Exercise inputs ->
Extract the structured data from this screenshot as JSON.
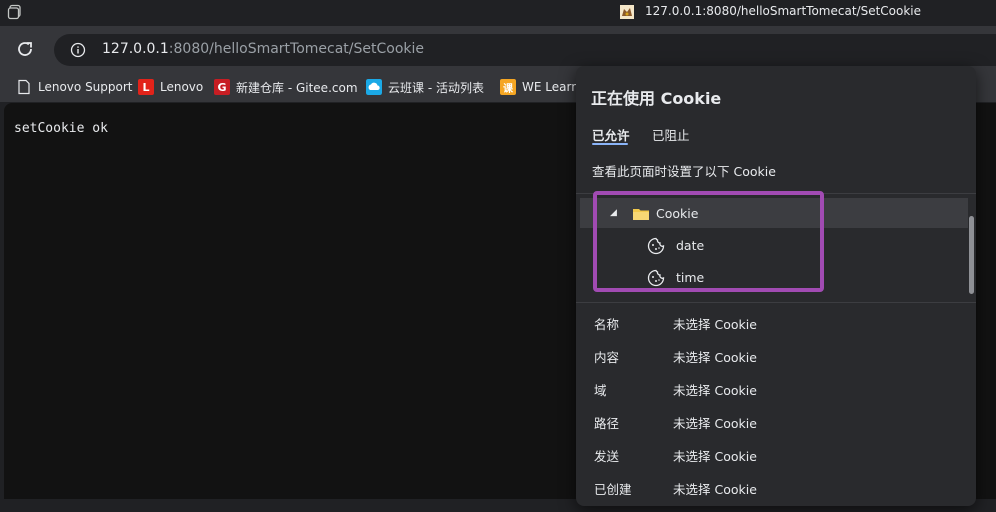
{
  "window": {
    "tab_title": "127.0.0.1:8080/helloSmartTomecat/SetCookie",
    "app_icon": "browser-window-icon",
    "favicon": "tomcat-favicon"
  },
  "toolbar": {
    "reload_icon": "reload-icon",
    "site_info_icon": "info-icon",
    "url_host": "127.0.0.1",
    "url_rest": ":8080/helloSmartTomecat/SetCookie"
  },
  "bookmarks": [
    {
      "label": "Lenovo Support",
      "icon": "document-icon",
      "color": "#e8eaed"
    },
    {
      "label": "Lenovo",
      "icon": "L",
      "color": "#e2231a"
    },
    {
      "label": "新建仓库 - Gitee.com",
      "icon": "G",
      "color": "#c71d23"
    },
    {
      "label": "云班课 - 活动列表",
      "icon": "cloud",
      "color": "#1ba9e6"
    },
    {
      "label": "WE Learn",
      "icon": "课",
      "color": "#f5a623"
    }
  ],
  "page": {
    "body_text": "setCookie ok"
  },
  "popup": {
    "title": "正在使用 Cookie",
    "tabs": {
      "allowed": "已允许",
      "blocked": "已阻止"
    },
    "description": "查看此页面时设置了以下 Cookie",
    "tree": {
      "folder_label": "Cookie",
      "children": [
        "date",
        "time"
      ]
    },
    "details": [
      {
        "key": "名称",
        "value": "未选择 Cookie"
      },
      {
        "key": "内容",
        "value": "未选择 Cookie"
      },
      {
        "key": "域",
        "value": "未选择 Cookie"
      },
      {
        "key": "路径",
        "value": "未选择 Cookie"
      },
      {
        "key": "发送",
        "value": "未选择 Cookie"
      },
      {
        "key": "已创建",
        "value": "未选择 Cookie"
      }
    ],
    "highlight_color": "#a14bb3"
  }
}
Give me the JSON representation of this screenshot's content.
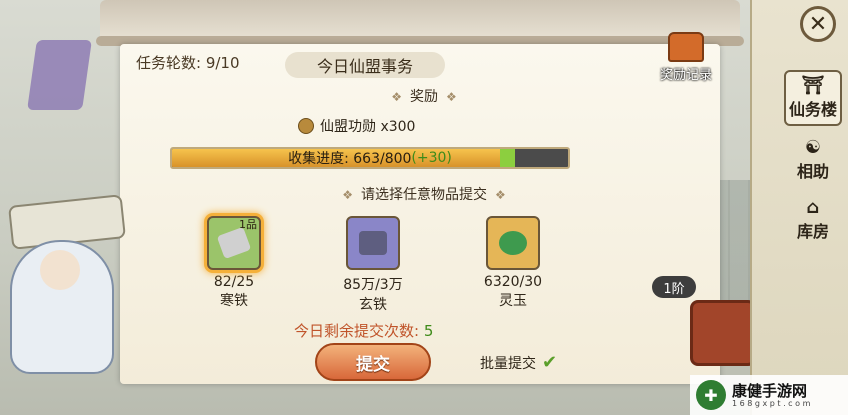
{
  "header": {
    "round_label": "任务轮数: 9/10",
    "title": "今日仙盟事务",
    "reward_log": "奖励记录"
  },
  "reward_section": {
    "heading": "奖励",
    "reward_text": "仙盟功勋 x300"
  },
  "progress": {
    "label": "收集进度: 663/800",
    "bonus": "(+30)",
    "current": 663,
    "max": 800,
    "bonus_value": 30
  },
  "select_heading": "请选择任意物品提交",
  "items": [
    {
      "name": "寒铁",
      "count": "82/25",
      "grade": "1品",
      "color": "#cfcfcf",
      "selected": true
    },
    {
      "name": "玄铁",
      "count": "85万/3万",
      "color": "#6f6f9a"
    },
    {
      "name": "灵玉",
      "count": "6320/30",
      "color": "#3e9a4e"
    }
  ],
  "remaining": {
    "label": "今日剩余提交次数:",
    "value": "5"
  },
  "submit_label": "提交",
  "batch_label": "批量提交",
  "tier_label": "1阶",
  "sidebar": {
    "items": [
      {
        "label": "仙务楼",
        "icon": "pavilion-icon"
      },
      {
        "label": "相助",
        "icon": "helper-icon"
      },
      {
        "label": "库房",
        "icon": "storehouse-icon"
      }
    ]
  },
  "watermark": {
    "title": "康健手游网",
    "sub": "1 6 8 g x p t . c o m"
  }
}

Work to be completed ->
Some lines of the data may hold the word "helloSmartTomecat". Say how many do, with nothing else.

Completed exercise ->
2